### Required work
Please work out how many lines in the material contain "title" and give only that figure.

>> BEGIN

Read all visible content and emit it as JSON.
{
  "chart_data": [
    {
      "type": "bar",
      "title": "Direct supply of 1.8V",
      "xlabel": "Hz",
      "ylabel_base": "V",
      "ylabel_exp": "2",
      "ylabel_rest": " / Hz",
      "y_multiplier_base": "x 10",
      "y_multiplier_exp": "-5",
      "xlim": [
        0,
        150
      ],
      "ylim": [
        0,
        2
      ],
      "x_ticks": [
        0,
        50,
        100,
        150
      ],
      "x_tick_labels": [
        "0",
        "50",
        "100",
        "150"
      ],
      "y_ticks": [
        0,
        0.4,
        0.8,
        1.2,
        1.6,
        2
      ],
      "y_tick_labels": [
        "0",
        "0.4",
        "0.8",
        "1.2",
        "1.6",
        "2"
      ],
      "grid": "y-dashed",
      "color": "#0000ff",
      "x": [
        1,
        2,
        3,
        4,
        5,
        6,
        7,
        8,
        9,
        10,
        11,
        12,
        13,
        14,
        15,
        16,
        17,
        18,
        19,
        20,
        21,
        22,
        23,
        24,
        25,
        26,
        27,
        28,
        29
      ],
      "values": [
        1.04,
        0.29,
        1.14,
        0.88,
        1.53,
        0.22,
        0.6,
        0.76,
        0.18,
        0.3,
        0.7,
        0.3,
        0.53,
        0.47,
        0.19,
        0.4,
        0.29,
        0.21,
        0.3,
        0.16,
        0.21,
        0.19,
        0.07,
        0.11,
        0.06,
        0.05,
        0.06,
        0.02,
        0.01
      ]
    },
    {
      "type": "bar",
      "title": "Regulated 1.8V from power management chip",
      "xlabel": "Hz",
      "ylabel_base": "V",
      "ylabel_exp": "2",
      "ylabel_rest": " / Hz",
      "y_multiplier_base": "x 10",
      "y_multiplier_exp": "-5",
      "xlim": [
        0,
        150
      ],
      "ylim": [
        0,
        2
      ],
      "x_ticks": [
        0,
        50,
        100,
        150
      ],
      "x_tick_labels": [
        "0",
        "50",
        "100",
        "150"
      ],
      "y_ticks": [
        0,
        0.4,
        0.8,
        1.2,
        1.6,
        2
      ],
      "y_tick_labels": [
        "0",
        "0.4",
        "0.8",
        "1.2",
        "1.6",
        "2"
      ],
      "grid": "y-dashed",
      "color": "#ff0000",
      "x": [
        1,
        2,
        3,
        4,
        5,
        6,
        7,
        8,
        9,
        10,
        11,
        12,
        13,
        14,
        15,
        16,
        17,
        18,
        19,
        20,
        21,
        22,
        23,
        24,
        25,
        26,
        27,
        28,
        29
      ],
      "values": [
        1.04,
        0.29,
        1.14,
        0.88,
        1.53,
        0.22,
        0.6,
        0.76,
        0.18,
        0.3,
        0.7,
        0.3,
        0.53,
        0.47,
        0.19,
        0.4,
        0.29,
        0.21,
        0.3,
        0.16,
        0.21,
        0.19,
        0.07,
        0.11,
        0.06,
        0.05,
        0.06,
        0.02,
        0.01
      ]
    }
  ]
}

>> END

### Result
2